→ Document:
“He is very mature. In terms of leadership, he really drives our team with his emotion, and obviously, with his play.” – Penguins General Manager Ray Shero
By Amber Alexander
If you’re confused about the lack of credit Sidney Crosby got at the NHL Awards Wednesday night, you aren’t alone. Crosby placed 3rd in the Hart Trophy race behind Henrik Sedin and Alexander Ovechkin.
Crosby did win the Rocket Richard Trophy tying Steven Stamkos. (I’m still bitter about the fact that Stamkos tied Crosby on an empty net goal.) But one award that stuck out that Crosby received was the Mark Messier Leadership Award.
To be chosen by one of the best and most respected hockey players to ever play the game is quite an accomplishment. So what if he didn’t win the MVP or the Ted Lindsey Award, he got chosen by Mark Messier, who pretty much said he was the best player this year.
The Mark Messier Leadership Award is given to the player who is a top leader and leads by a positive example on and off the ice. It’s also to the player who dedicates themselves to their team and community.
Some of the things that Crosby does, that not a lot of people know about, is reserving a suite for underprivileged or disabled children in connection with the Make-A-Wish foundation for every home game. He also funds the Penguins’ Learn to Play Program that brings the game of hockey to kids.
Crosby’s work ethic is contagious. The team sees how hard he works every day and follow. An example of his leadership was when Sid took less money in order to give management an opportunity to retain more of their championship nucleus. Geno followed in his footsteps, and next thing you know Staal, Orpik, and now Cooke have all taken what is now Pittsburgh’s own “hometown discount.”

→ Provided data:

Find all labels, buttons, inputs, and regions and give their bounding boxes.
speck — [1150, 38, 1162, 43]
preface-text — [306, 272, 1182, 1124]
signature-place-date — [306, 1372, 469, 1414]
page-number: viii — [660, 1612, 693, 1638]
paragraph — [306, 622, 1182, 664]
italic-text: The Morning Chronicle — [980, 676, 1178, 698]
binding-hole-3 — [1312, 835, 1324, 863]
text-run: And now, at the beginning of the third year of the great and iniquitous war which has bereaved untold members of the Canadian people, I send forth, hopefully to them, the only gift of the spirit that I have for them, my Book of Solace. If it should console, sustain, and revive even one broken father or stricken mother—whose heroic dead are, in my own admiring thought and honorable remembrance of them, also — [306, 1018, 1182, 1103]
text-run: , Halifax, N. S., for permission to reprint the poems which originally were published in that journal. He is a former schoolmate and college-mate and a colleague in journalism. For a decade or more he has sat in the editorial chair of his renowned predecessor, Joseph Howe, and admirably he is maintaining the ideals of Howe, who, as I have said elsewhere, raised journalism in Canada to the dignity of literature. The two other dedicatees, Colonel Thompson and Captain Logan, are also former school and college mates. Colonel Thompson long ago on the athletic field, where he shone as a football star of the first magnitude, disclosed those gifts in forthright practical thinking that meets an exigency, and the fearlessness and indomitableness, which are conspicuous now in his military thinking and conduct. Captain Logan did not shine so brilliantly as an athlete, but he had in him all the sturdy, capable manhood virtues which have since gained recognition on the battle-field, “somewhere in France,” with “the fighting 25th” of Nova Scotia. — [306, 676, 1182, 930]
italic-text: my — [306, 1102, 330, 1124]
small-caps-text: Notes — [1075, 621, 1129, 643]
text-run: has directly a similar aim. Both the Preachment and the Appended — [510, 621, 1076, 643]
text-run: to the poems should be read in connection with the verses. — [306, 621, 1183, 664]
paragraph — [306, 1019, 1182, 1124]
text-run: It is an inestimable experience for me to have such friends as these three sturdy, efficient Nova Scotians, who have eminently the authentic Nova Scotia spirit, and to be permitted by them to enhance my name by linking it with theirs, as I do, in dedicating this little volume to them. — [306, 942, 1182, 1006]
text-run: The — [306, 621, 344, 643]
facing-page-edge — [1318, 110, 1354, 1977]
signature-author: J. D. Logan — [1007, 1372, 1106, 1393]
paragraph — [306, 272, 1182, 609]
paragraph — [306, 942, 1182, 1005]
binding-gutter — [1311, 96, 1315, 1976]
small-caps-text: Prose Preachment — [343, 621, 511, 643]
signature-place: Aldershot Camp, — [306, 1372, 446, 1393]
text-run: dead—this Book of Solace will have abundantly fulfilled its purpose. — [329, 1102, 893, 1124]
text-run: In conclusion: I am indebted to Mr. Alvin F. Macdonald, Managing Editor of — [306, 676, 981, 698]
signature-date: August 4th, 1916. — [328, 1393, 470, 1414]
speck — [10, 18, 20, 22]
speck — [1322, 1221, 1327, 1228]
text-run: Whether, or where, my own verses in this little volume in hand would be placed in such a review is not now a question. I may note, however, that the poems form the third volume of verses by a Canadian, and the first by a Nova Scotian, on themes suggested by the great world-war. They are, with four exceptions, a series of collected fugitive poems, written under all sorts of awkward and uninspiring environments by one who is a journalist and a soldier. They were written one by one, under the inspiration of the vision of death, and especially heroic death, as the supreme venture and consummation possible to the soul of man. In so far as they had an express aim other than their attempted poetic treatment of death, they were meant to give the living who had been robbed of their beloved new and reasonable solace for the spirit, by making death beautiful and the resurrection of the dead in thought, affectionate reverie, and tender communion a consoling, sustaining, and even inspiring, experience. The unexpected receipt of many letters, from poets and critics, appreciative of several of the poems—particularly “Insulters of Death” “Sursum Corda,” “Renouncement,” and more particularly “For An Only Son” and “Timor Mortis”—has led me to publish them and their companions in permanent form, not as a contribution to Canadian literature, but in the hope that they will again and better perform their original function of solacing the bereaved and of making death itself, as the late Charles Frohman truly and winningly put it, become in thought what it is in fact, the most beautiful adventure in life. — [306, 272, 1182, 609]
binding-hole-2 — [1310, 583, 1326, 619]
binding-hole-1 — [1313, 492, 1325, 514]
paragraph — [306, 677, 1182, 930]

→ Given exercise: Resume the article on Sidney Crosby's leadership from the point where it stops. The entries are separate material and have no connection to the article on Sidney Crosby's leadership.

→ Output for this exercise:
This year was surrounded by some controversy between teammates and/or management. Whether it be after a bad game, bad couple of games, or just pure frustration of a season that didn’t go according to plan.
The Penguins didn’t have the best season but they never spoke badly about anyone in their organization. You never hear one bad thing come out of the locker room about Sidney Crosby. When players leave the Penguins, they only have good things to say about Crosby.
It’s no surprise that he was awarded captain at such an early age; he’s had to learn fast in dealing with the media and all the hype that surrounds him. He’s so skilled at everything he does that it makes you wonder how good he will be at 23.
For Penguins’ fans, we have been spoiled by the talent that the Penguins have and we will be spoiled for a long time. No one wants to leave this team. It’s shown through the contracts signed, and that’s a reflection at how equipped our captain is in helping this team.
Every off season he works on something that he needs to get better at.
It started with faceoffs, then shooting, and now that he is number one in both of those, you have to wonder what he has planned for his next off season?
It’s been a long off season without our Penguins on the ice. Shero is in the process of sculpting the 2010-2011 Penguins team. This season is going to be one for the ages. The first season ever in the Consol Energy Center kicks off against the Flyers, and soon after we have the Winter Classic against Alexander Ovechkin and the Capitals.
One thing’s for sure: this team is young and with our captain at 23, ready to prove his critics wrong, it will be another season in the making of what the Penguins and Crosby have in store for us.
We are spoiled, and we like it that way.
***Amber is a hockey fan from the deep south. She prefers a Penguins match-up over any College Football game and enjoys writing about hockey in general. A Journalism major, Amber is a news reporter for her local newspaper. You can follow her on twitter here.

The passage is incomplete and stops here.